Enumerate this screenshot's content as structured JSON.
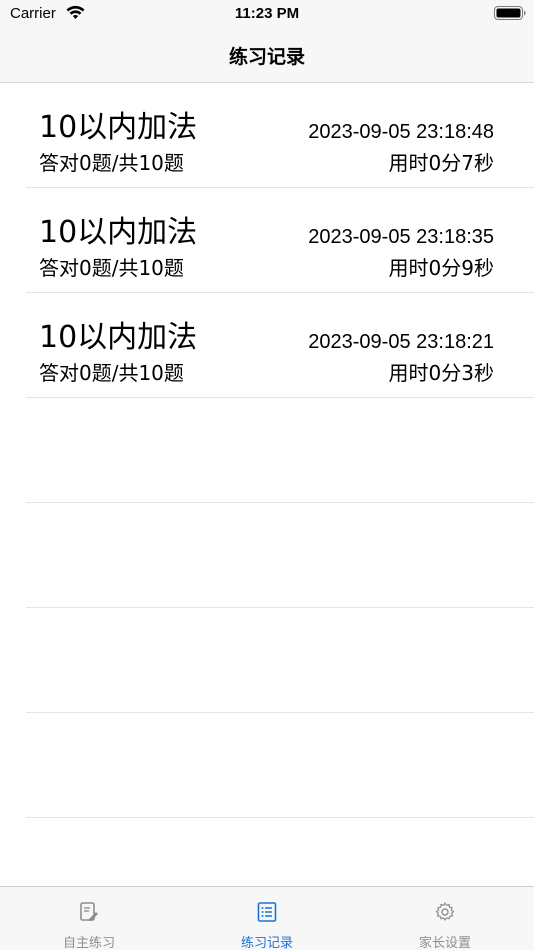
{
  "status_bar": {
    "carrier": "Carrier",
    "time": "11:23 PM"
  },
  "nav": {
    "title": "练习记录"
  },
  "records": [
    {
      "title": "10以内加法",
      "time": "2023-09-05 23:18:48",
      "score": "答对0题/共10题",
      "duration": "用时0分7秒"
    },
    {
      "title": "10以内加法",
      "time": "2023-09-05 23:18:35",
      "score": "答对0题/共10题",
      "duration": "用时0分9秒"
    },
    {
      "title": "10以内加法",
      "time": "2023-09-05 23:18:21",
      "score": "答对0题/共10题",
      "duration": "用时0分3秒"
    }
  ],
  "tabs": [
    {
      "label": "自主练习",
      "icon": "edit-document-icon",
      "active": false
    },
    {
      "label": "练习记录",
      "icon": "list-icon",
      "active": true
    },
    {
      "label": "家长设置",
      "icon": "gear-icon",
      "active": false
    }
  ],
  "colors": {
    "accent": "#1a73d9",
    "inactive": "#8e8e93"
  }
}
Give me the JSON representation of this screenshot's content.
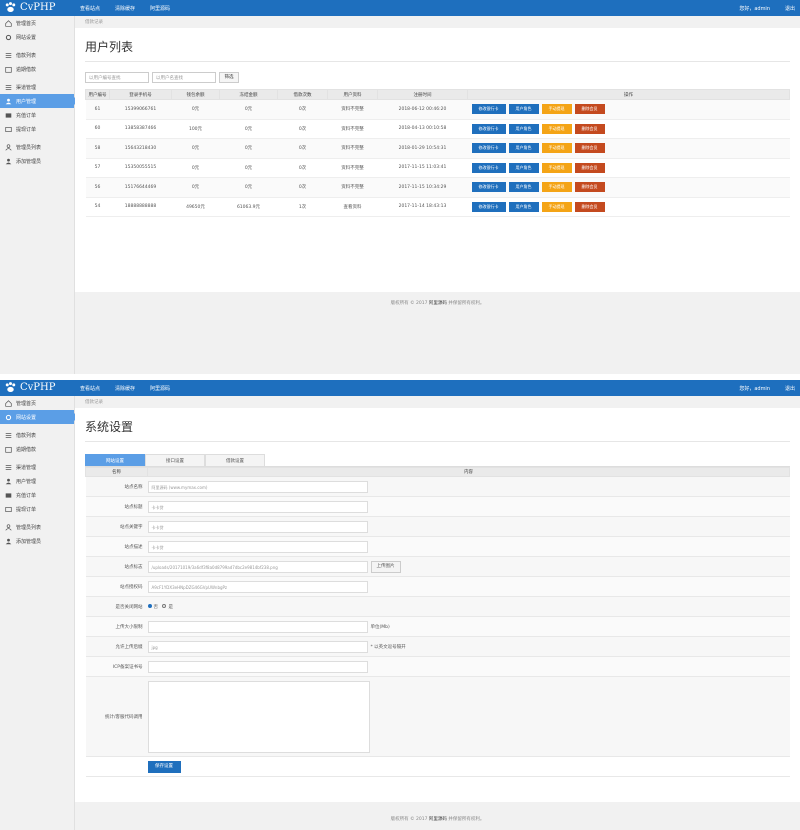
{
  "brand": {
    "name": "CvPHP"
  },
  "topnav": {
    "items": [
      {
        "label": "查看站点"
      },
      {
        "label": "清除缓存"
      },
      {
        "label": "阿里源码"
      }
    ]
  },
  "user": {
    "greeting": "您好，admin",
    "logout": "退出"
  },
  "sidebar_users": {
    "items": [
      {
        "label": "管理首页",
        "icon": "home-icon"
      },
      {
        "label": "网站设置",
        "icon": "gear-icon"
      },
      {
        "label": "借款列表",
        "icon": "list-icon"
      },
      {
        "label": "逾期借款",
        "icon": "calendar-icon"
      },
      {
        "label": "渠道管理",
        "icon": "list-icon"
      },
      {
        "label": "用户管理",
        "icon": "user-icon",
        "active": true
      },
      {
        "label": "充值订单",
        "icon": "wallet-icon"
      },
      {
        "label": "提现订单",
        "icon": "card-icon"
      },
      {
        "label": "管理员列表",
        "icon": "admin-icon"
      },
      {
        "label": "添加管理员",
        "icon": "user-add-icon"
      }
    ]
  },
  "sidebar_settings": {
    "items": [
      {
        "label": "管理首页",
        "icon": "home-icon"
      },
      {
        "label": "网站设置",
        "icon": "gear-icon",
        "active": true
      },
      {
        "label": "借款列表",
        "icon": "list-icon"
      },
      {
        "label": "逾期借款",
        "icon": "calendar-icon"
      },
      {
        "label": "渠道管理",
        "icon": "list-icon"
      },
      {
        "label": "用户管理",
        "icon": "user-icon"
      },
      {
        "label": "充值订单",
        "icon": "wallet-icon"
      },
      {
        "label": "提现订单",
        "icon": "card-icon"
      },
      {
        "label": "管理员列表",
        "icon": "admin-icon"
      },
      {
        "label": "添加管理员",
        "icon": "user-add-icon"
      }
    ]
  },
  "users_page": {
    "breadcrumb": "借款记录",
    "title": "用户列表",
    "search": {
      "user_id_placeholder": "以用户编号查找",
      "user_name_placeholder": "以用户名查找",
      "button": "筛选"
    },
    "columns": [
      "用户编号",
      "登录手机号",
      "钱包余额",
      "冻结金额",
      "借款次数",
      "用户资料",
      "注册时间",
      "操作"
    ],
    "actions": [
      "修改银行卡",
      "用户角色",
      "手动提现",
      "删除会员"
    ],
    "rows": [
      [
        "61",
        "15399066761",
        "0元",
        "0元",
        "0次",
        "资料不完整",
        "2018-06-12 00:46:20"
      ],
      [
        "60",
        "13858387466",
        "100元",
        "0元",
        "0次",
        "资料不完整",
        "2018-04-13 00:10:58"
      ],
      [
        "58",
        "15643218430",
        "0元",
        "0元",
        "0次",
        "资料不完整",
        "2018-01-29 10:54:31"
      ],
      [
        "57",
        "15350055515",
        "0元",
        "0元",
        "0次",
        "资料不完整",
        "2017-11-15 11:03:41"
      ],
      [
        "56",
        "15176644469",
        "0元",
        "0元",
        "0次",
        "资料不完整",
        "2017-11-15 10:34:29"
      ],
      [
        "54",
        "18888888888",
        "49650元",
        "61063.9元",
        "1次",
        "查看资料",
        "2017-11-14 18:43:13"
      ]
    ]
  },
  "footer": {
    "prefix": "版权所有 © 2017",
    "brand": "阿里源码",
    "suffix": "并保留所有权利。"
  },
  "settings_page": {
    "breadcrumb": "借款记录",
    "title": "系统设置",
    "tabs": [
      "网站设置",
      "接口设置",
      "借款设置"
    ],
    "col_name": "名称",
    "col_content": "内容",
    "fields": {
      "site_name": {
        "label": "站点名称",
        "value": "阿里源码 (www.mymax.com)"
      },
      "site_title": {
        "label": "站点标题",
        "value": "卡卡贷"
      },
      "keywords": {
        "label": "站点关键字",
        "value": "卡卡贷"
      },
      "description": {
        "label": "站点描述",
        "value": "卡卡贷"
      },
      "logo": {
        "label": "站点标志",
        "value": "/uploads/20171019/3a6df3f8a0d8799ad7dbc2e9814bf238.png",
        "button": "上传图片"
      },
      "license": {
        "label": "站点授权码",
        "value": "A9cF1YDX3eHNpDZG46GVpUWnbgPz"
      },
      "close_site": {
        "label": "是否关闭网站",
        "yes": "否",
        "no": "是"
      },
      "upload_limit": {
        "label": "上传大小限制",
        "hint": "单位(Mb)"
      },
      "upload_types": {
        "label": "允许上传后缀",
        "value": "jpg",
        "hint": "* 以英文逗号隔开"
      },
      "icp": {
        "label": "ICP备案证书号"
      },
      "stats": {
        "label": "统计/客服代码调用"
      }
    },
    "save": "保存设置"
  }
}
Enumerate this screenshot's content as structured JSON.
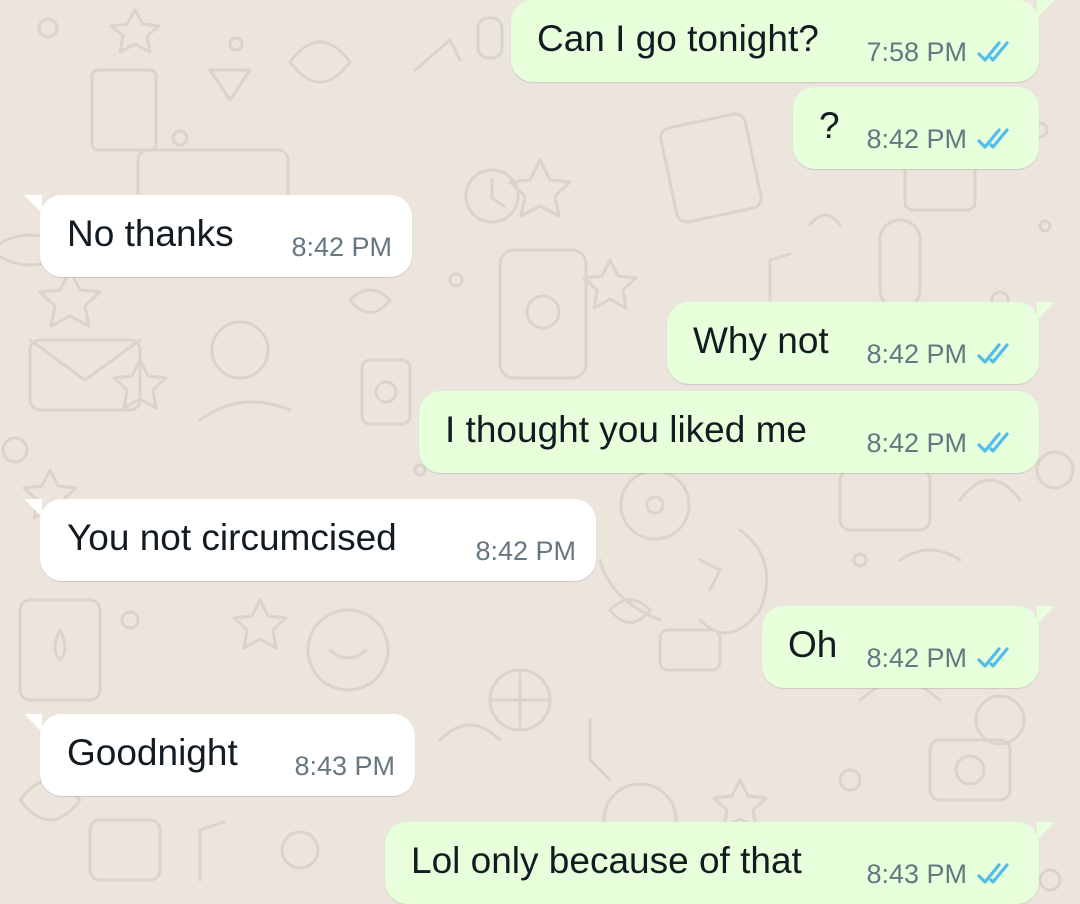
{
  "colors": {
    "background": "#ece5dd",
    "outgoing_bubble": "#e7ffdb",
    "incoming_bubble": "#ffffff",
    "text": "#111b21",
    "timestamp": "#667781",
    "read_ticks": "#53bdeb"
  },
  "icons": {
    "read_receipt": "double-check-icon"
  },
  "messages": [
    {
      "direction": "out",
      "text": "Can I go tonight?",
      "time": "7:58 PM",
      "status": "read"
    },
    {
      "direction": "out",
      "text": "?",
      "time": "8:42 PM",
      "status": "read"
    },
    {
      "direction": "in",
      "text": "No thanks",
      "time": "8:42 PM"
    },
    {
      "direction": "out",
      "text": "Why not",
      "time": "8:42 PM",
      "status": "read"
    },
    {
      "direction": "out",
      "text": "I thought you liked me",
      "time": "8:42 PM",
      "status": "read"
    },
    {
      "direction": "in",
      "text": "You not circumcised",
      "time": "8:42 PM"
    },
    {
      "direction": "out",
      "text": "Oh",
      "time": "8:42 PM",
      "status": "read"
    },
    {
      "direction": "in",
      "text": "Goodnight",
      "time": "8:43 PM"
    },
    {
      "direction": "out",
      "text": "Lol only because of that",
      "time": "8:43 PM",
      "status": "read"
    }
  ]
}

+===+

Retype the whole listing exactly and leave the pictures out.

Enumerate this screenshot's content as structured JSON.
{
  "status_bar": {
    "carrier": "Carrier",
    "time": "11:23 PM"
  },
  "nav": {
    "title": "练习记录"
  },
  "records": [
    {
      "title": "10以内加法",
      "time": "2023-09-05 23:18:48",
      "score": "答对0题/共10题",
      "duration": "用时0分7秒"
    },
    {
      "title": "10以内加法",
      "time": "2023-09-05 23:18:35",
      "score": "答对0题/共10题",
      "duration": "用时0分9秒"
    },
    {
      "title": "10以内加法",
      "time": "2023-09-05 23:18:21",
      "score": "答对0题/共10题",
      "duration": "用时0分3秒"
    }
  ],
  "tabs": [
    {
      "label": "自主练习",
      "icon": "edit-document-icon",
      "active": false
    },
    {
      "label": "练习记录",
      "icon": "list-icon",
      "active": true
    },
    {
      "label": "家长设置",
      "icon": "gear-icon",
      "active": false
    }
  ],
  "colors": {
    "accent": "#1a73d9",
    "inactive": "#8e8e93"
  }
}
Give me the JSON representation of this screenshot's content.
{
  "brand": {
    "name": "CvPHP"
  },
  "topnav": {
    "items": [
      {
        "label": "查看站点"
      },
      {
        "label": "清除缓存"
      },
      {
        "label": "阿里源码"
      }
    ]
  },
  "user": {
    "greeting": "您好，admin",
    "logout": "退出"
  },
  "sidebar_users": {
    "items": [
      {
        "label": "管理首页",
        "icon": "home-icon"
      },
      {
        "label": "网站设置",
        "icon": "gear-icon"
      },
      {
        "label": "借款列表",
        "icon": "list-icon"
      },
      {
        "label": "逾期借款",
        "icon": "calendar-icon"
      },
      {
        "label": "渠道管理",
        "icon": "list-icon"
      },
      {
        "label": "用户管理",
        "icon": "user-icon",
        "active": true
      },
      {
        "label": "充值订单",
        "icon": "wallet-icon"
      },
      {
        "label": "提现订单",
        "icon": "card-icon"
      },
      {
        "label": "管理员列表",
        "icon": "admin-icon"
      },
      {
        "label": "添加管理员",
        "icon": "user-add-icon"
      }
    ]
  },
  "sidebar_settings": {
    "items": [
      {
        "label": "管理首页",
        "icon": "home-icon"
      },
      {
        "label": "网站设置",
        "icon": "gear-icon",
        "active": true
      },
      {
        "label": "借款列表",
        "icon": "list-icon"
      },
      {
        "label": "逾期借款",
        "icon": "calendar-icon"
      },
      {
        "label": "渠道管理",
        "icon": "list-icon"
      },
      {
        "label": "用户管理",
        "icon": "user-icon"
      },
      {
        "label": "充值订单",
        "icon": "wallet-icon"
      },
      {
        "label": "提现订单",
        "icon": "card-icon"
      },
      {
        "label": "管理员列表",
        "icon": "admin-icon"
      },
      {
        "label": "添加管理员",
        "icon": "user-add-icon"
      }
    ]
  },
  "users_page": {
    "breadcrumb": "借款记录",
    "title": "用户列表",
    "search": {
      "user_id_placeholder": "以用户编号查找",
      "user_name_placeholder": "以用户名查找",
      "button": "筛选"
    },
    "columns": [
      "用户编号",
      "登录手机号",
      "钱包余额",
      "冻结金额",
      "借款次数",
      "用户资料",
      "注册时间",
      "操作"
    ],
    "actions": [
      "修改银行卡",
      "用户角色",
      "手动提现",
      "删除会员"
    ],
    "rows": [
      [
        "61",
        "15399066761",
        "0元",
        "0元",
        "0次",
        "资料不完整",
        "2018-06-12 00:46:20"
      ],
      [
        "60",
        "13858387466",
        "100元",
        "0元",
        "0次",
        "资料不完整",
        "2018-04-13 00:10:58"
      ],
      [
        "58",
        "15643218430",
        "0元",
        "0元",
        "0次",
        "资料不完整",
        "2018-01-29 10:54:31"
      ],
      [
        "57",
        "15350055515",
        "0元",
        "0元",
        "0次",
        "资料不完整",
        "2017-11-15 11:03:41"
      ],
      [
        "56",
        "15176644469",
        "0元",
        "0元",
        "0次",
        "资料不完整",
        "2017-11-15 10:34:29"
      ],
      [
        "54",
        "18888888888",
        "49650元",
        "61063.9元",
        "1次",
        "查看资料",
        "2017-11-14 18:43:13"
      ]
    ]
  },
  "footer": {
    "prefix": "版权所有 © 2017",
    "brand": "阿里源码",
    "suffix": "并保留所有权利。"
  },
  "settings_page": {
    "breadcrumb": "借款记录",
    "title": "系统设置",
    "tabs": [
      "网站设置",
      "接口设置",
      "借款设置"
    ],
    "col_name": "名称",
    "col_content": "内容",
    "fields": {
      "site_name": {
        "label": "站点名称",
        "value": "阿里源码 (www.mymax.com)"
      },
      "site_title": {
        "label": "站点标题",
        "value": "卡卡贷"
      },
      "keywords": {
        "label": "站点关键字",
        "value": "卡卡贷"
      },
      "description": {
        "label": "站点描述",
        "value": "卡卡贷"
      },
      "logo": {
        "label": "站点标志",
        "value": "/uploads/20171019/3a6df3f8a0d8799ad7dbc2e9814bf238.png",
        "button": "上传图片"
      },
      "license": {
        "label": "站点授权码",
        "value": "A9cF1YDX3eHNpDZG46GVpUWnbgPz"
      },
      "close_site": {
        "label": "是否关闭网站",
        "yes": "否",
        "no": "是"
      },
      "upload_limit": {
        "label": "上传大小限制",
        "hint": "单位(Mb)"
      },
      "upload_types": {
        "label": "允许上传后缀",
        "value": "jpg",
        "hint": "* 以英文逗号隔开"
      },
      "icp": {
        "label": "ICP备案证书号"
      },
      "stats": {
        "label": "统计/客服代码调用"
      }
    },
    "save": "保存设置"
  }
}
Enumerate this screenshot's content as structured JSON.
{
  "colors": {
    "background": "#ece5dd",
    "outgoing_bubble": "#e7ffdb",
    "incoming_bubble": "#ffffff",
    "text": "#111b21",
    "timestamp": "#667781",
    "read_ticks": "#53bdeb"
  },
  "icons": {
    "read_receipt": "double-check-icon"
  },
  "messages": [
    {
      "direction": "out",
      "text": "Can I go tonight?",
      "time": "7:58 PM",
      "status": "read"
    },
    {
      "direction": "out",
      "text": "?",
      "time": "8:42 PM",
      "status": "read"
    },
    {
      "direction": "in",
      "text": "No thanks",
      "time": "8:42 PM"
    },
    {
      "direction": "out",
      "text": "Why not",
      "time": "8:42 PM",
      "status": "read"
    },
    {
      "direction": "out",
      "text": "I thought you liked me",
      "time": "8:42 PM",
      "status": "read"
    },
    {
      "direction": "in",
      "text": "You not circumcised",
      "time": "8:42 PM"
    },
    {
      "direction": "out",
      "text": "Oh",
      "time": "8:42 PM",
      "status": "read"
    },
    {
      "direction": "in",
      "text": "Goodnight",
      "time": "8:43 PM"
    },
    {
      "direction": "out",
      "text": "Lol only because of that",
      "time": "8:43 PM",
      "status": "read"
    }
  ]
}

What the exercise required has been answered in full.